→ WHAT YOU NEED TO DO
Write what comes next in the forum post on the estate tax, starting after its final sentence.

StrykerFSU wrote:Now the government can take half of the stuff they didn't get through fines. Love that income redistribution, I mean estate tax.


Less than 0.5% of people who actually end up paying an average 20% estate tax, only on more than $2 million of inherited money.

Most of the people who actually stand to inherit more than the $2 million ($4 million for couples) minimum end up sheltering it anyway.

So, yeah. Poor Paris Hilton has to actually pay a fraction of her unearned forture to pay for a system that largely exists to protect her wealth.

Boo f'ing hoo.

I wish people would follow in the footsteps of Bill Gates and Warren Buffet, and realize that bestowing a massive unearned fortune on your kids is not a good thing for them. But hey, if that's your thing, there are plenty of places in the world controlled by family aristocracies.

→ INFORMATION PROVIDED
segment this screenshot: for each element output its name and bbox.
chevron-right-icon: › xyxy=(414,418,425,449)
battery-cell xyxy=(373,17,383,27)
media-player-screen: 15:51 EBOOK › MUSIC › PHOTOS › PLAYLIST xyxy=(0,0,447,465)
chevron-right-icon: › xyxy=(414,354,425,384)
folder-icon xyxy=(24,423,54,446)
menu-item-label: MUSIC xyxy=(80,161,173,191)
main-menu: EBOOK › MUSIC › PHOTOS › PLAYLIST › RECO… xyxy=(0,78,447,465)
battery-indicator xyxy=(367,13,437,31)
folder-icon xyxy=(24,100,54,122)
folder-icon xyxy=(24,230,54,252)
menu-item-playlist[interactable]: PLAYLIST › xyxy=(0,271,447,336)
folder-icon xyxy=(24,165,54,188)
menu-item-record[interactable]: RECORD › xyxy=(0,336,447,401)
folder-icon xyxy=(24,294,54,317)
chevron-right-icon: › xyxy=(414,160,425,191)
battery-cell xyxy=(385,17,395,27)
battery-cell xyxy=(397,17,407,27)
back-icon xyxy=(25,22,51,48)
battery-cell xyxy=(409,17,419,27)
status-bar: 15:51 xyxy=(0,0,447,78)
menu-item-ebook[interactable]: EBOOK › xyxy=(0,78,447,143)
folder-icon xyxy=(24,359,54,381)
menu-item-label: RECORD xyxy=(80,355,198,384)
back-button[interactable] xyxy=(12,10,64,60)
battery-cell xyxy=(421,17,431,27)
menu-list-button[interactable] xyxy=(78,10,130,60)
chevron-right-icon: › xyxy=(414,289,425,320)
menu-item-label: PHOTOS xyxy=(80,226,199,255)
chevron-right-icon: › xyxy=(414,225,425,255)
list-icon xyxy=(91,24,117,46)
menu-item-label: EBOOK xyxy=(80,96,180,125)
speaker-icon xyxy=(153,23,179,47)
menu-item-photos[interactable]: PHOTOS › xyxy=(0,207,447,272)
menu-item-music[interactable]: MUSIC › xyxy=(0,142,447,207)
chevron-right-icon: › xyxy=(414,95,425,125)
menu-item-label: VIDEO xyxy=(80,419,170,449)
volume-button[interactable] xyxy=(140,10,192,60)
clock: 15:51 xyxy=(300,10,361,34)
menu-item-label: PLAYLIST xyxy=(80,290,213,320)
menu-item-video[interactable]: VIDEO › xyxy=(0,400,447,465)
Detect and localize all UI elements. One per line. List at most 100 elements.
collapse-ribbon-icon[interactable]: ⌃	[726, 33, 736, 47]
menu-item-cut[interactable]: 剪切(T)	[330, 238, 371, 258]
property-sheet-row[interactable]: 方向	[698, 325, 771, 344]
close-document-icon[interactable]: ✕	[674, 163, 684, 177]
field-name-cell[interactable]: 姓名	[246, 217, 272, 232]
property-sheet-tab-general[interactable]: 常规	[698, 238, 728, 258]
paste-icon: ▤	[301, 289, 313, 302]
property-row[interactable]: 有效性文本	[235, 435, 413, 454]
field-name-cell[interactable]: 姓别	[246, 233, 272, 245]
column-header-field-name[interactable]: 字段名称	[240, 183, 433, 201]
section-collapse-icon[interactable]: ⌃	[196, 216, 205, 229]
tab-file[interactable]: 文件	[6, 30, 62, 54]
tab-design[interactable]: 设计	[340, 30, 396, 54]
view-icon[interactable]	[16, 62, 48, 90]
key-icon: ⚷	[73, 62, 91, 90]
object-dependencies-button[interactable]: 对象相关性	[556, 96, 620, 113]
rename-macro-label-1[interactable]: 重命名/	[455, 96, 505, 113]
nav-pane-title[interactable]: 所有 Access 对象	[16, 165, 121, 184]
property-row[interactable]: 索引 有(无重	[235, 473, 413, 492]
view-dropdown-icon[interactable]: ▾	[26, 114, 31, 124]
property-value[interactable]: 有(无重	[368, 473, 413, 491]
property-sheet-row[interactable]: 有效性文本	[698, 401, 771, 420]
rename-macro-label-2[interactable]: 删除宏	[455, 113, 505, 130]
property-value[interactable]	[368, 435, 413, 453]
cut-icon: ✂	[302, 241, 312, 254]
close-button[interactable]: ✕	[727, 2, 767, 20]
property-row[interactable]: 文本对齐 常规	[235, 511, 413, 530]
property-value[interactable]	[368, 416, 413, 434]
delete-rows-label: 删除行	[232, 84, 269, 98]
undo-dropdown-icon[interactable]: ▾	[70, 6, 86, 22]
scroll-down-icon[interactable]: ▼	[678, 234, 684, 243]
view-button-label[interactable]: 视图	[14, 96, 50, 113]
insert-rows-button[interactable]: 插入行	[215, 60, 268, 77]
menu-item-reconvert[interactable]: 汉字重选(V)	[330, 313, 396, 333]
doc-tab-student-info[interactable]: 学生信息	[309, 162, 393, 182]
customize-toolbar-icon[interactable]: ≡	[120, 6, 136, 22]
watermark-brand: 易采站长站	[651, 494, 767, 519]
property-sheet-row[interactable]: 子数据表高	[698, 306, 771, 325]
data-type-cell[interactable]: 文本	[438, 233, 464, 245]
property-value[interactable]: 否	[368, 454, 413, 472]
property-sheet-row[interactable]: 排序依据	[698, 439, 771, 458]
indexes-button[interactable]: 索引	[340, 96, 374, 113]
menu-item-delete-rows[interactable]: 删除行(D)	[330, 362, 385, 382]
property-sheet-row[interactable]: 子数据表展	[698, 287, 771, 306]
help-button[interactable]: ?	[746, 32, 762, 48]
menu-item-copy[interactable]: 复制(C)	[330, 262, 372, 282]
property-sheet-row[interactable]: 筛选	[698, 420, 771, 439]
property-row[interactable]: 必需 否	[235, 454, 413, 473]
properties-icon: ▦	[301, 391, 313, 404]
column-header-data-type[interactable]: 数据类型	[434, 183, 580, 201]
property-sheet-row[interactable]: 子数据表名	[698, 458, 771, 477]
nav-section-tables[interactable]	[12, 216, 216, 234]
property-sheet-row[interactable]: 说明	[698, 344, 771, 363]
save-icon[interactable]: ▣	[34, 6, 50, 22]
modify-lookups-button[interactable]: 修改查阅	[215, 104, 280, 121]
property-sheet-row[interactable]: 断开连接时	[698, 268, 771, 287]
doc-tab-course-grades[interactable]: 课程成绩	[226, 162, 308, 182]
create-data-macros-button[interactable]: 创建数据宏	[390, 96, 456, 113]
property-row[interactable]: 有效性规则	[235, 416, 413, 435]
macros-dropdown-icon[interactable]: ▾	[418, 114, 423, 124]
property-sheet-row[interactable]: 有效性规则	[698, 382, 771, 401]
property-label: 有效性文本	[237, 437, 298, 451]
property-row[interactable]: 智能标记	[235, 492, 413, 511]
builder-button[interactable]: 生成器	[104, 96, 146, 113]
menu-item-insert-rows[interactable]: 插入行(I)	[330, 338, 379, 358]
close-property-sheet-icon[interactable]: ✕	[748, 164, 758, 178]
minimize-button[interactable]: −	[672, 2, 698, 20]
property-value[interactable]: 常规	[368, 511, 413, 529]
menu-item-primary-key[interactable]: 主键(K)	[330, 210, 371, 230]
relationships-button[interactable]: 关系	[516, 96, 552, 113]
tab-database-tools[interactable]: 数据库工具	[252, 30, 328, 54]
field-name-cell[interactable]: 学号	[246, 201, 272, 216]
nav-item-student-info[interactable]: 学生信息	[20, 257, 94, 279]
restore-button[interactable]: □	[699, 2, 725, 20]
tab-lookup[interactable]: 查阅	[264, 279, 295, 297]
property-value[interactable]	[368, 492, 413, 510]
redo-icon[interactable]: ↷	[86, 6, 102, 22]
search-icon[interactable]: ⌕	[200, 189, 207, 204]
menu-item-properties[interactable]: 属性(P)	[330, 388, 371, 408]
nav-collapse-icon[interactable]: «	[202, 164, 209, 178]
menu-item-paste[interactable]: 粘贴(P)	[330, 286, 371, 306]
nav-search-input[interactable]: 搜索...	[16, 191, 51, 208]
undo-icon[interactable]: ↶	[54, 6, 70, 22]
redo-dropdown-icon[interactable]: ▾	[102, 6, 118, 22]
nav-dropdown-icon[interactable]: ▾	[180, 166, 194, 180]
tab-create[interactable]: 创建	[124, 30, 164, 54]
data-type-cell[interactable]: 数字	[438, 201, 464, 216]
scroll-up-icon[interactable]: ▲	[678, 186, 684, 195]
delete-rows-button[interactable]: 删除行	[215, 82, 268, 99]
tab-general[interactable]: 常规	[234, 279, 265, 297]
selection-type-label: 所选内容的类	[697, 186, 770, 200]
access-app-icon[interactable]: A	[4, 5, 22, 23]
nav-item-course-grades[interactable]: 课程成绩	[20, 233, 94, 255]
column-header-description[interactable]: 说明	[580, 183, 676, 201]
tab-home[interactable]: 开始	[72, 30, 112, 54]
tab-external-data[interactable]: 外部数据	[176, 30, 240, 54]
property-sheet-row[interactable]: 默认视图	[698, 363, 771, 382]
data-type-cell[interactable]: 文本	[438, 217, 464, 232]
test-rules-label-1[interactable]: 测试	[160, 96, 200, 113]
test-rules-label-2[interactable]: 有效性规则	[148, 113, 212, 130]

→ RESULT FOR THIS EXERCISE
Roughly 99 percent of estates pay no estate tax at all. Among the few estates that do owe taxes, the "effective" tax rate — that is, the percentage of the estate that is paid in taxes — averaged about 20 percent in 2004, according to the IRS, far below the top estate tax rate of 49 percent that these estates faced (http://www.cbpp.org/5-31-06tax.htm).

Today, the estates of only 1 out of every 200 people who die owe any estate tax whatsoever, because the first $2.0 million of the value of any estate ($4.0 million for a couple) is totally exempt from the tax. (http://www.cbpp.org/5-31-06tax2.htm)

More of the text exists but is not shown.